• Exercise
Check every line below for the word "untuk" and show those that hold it.

• Available data
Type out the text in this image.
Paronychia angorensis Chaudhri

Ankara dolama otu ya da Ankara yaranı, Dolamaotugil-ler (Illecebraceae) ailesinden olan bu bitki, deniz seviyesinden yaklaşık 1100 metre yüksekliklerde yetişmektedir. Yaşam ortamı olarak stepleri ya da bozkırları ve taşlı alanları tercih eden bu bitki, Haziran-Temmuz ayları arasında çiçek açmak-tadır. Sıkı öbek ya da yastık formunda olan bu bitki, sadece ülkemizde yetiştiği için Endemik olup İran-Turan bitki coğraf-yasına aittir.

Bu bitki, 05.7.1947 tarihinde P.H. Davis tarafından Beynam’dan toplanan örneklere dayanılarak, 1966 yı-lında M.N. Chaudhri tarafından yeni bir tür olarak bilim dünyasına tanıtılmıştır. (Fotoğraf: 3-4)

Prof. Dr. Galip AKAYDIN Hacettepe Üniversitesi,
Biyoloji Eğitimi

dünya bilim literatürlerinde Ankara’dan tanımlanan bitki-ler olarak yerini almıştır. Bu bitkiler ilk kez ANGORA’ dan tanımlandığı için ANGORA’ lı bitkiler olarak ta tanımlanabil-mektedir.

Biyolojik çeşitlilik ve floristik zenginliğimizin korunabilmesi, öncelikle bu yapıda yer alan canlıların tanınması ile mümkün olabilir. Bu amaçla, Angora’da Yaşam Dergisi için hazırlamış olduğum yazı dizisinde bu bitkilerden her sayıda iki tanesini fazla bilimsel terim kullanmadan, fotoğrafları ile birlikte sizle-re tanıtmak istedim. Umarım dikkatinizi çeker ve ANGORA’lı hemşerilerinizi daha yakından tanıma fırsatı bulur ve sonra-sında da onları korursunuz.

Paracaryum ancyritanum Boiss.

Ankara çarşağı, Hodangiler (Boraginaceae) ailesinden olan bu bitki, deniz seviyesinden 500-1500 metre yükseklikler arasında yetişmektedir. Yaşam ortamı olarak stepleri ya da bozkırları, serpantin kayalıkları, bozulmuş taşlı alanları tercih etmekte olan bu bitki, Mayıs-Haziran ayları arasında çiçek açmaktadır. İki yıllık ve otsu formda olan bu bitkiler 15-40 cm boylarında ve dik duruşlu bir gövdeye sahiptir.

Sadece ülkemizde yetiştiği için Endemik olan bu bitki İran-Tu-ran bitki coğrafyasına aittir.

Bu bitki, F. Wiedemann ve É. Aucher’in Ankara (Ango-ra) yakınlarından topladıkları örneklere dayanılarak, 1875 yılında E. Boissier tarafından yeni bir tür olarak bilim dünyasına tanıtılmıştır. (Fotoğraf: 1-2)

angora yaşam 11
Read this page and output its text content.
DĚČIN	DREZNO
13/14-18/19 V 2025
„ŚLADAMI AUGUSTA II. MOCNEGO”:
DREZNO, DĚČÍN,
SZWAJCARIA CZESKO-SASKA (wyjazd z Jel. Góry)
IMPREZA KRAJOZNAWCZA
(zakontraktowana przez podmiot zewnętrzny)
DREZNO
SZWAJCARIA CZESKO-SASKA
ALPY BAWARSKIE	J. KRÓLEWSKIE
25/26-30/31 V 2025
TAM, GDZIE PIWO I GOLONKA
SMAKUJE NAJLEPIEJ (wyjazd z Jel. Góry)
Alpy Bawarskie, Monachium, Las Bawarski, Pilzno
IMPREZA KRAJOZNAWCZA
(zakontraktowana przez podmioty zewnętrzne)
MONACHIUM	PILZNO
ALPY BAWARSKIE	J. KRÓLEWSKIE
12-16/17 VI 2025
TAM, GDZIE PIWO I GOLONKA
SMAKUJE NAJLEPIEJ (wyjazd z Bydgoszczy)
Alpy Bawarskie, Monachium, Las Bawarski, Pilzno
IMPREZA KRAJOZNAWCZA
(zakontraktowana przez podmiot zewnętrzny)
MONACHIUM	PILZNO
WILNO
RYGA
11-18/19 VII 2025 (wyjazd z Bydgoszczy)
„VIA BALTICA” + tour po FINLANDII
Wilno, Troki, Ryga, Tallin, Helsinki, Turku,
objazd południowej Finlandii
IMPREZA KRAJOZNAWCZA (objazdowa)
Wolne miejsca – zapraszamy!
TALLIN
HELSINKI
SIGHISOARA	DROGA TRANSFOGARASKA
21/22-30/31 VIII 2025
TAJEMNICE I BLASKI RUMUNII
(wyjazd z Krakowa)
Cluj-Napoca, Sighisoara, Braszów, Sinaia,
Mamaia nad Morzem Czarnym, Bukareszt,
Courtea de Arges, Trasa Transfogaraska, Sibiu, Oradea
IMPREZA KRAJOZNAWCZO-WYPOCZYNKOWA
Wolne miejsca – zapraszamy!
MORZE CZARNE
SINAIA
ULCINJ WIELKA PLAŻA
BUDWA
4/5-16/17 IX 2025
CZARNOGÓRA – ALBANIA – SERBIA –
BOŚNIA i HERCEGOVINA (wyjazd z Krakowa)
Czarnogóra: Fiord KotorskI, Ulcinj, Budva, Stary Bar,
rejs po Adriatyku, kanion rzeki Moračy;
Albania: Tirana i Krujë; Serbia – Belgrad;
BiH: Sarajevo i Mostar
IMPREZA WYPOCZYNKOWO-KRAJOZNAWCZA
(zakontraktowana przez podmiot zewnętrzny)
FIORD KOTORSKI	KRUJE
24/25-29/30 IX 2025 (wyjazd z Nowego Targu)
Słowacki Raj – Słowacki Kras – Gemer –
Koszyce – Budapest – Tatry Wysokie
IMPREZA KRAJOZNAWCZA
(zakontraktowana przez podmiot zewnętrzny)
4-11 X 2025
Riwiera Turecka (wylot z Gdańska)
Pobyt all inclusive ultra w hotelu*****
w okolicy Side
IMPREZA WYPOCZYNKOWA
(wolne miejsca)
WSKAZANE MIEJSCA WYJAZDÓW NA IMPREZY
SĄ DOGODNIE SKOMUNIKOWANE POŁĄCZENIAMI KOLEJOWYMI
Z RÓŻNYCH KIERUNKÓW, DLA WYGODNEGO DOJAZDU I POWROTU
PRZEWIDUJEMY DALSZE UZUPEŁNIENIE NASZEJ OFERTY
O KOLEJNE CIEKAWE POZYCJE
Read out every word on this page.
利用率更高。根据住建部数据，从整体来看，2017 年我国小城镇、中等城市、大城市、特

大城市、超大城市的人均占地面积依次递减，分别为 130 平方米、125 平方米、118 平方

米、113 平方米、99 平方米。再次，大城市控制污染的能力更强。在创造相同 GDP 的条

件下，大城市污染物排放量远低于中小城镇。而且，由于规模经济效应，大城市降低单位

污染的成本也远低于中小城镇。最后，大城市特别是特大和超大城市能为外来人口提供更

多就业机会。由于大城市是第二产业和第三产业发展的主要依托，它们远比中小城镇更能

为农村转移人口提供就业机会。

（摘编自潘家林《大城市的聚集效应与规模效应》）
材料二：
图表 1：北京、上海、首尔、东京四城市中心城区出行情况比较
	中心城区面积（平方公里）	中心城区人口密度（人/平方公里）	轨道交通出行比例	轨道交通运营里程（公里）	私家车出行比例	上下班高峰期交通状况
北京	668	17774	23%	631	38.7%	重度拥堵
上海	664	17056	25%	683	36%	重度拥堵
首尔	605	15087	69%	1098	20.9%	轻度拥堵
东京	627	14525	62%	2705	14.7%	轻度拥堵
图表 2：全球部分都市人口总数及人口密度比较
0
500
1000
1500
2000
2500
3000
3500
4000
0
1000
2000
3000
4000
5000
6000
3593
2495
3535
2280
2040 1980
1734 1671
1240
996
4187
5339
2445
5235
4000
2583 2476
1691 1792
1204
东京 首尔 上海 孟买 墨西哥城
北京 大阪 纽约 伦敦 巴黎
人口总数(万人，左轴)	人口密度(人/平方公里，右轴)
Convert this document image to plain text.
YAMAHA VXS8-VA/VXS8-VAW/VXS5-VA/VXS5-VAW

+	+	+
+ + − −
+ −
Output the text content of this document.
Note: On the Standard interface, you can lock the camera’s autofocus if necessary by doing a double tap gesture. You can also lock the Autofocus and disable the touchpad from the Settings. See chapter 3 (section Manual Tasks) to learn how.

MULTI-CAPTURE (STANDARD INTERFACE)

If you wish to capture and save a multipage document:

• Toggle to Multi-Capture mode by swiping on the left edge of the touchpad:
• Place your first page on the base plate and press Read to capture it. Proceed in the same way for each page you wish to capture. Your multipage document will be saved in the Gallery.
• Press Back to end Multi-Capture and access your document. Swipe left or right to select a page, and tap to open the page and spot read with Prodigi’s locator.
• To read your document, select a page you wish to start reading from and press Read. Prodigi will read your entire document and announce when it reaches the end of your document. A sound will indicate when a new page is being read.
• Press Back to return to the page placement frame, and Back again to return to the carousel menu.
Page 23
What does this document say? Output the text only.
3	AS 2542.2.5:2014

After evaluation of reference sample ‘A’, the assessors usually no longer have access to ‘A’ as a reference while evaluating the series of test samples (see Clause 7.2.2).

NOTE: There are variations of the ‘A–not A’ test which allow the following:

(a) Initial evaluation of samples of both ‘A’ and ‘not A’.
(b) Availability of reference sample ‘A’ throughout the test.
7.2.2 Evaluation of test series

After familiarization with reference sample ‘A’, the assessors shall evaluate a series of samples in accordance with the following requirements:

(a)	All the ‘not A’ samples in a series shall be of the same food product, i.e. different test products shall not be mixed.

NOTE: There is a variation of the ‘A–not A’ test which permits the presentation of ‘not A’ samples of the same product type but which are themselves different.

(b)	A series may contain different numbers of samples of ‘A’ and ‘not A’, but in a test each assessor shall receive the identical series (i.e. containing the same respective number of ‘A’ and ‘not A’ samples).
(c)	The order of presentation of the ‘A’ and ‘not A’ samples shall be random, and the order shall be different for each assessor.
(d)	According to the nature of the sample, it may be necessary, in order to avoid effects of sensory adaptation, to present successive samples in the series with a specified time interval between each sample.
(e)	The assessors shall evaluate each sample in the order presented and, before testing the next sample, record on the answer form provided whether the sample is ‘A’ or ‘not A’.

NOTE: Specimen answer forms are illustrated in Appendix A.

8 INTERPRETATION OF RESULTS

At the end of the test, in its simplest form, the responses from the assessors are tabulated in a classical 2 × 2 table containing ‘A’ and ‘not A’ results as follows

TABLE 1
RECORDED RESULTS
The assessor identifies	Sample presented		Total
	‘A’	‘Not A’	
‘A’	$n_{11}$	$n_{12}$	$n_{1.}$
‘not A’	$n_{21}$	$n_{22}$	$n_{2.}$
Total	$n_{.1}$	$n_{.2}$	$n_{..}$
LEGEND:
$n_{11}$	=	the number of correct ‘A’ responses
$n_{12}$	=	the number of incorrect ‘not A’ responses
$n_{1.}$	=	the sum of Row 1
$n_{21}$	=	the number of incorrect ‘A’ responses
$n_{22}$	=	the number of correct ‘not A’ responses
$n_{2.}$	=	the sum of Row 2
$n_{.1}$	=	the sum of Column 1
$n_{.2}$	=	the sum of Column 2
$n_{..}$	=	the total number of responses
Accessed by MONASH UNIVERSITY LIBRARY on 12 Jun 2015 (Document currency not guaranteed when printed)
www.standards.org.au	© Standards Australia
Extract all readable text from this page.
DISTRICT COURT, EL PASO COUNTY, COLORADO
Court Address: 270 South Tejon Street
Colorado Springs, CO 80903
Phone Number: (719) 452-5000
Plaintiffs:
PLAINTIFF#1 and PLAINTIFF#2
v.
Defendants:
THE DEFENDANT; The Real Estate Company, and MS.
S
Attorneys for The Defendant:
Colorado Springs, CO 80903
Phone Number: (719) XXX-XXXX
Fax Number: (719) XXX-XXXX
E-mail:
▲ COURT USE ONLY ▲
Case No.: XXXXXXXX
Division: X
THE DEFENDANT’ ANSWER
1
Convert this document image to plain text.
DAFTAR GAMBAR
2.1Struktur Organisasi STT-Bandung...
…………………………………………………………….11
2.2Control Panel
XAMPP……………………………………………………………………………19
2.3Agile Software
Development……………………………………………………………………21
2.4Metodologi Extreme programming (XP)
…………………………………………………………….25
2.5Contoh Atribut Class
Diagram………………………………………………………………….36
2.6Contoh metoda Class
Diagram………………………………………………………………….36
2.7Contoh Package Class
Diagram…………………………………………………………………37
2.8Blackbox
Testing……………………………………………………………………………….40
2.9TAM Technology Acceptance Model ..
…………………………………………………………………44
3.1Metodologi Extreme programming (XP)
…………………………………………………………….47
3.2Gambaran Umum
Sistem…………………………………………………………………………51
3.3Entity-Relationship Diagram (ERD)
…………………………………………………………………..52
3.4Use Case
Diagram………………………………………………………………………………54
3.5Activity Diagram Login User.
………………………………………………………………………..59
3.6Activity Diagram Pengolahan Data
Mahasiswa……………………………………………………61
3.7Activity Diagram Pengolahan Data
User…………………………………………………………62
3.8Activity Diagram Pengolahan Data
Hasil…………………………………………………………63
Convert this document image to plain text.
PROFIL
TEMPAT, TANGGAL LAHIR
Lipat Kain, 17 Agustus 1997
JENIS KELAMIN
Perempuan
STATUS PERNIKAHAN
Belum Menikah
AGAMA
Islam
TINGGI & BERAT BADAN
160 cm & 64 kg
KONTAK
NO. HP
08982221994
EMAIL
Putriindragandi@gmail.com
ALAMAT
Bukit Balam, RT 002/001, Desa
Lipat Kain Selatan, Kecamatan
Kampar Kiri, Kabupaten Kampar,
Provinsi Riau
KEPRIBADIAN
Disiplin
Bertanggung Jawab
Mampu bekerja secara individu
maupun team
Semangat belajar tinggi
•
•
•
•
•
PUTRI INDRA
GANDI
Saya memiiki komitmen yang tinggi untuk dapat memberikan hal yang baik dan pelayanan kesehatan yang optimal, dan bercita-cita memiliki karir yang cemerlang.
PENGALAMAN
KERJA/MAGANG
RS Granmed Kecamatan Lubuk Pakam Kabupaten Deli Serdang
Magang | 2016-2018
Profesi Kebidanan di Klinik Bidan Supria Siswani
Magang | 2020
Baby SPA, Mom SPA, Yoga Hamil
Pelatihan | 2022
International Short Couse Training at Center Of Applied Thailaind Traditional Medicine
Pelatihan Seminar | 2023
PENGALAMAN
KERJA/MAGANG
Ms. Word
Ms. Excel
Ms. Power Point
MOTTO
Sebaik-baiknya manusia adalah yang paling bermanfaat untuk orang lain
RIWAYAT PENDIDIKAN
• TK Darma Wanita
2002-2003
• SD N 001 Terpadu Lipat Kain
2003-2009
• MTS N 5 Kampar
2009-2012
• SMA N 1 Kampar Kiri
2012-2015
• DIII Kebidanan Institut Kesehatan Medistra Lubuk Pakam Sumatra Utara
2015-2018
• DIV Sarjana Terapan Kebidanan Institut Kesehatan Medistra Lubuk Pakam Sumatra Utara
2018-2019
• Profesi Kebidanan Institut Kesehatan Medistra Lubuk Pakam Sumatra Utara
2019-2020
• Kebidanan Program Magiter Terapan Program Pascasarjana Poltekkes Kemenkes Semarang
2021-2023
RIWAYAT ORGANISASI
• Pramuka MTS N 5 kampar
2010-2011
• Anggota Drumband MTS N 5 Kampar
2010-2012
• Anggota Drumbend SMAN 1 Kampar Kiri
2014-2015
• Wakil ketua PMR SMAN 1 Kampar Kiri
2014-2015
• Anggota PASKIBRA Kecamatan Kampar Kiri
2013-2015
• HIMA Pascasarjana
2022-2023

• Solution to the problem
Saya memiiki komitmen yang tinggi untuk dapat memberikan hal yang baik dan pelayanan kesehatan yang optimal, dan bercita-cita memiliki karir yang cemerlang.
Sebaik-baiknya manusia adalah yang paling bermanfaat untuk orang lain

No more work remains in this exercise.